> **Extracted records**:
▬▬▬
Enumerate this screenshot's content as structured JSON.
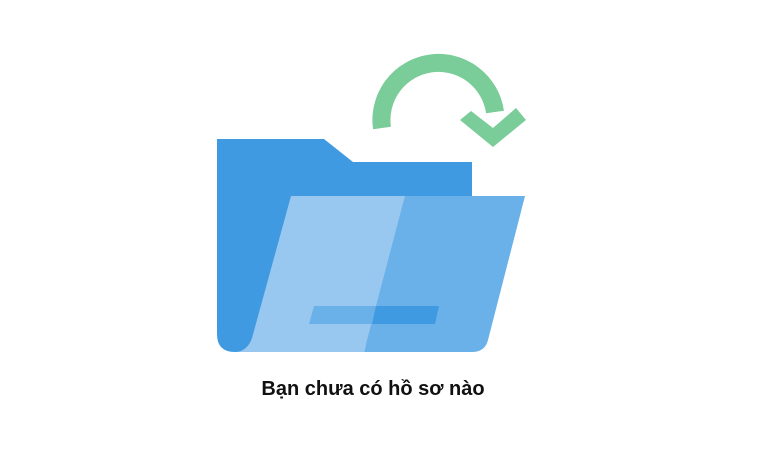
{
  "empty_state": {
    "message": "Bạn chưa có hồ sơ nào",
    "icon": "open-folder-with-arrow-icon",
    "colors": {
      "folder_back": "#3f9ae2",
      "folder_front_light": "#98c7ef",
      "folder_front": "#6ab1e9",
      "arrow": "#7acc98"
    }
  }
}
▬▬▬
> **EXERCISE**: Give the material again exactly as it is, but keep the pictures out.

> **EXERCISE RESULT**:
Enumerate this screenshot's content as structured JSON.
{
  "empty_state": {
    "message": "Bạn chưa có hồ sơ nào",
    "icon": "open-folder-with-arrow-icon",
    "colors": {
      "folder_back": "#3f9ae2",
      "folder_front_light": "#98c7ef",
      "folder_front": "#6ab1e9",
      "arrow": "#7acc98"
    }
  }
}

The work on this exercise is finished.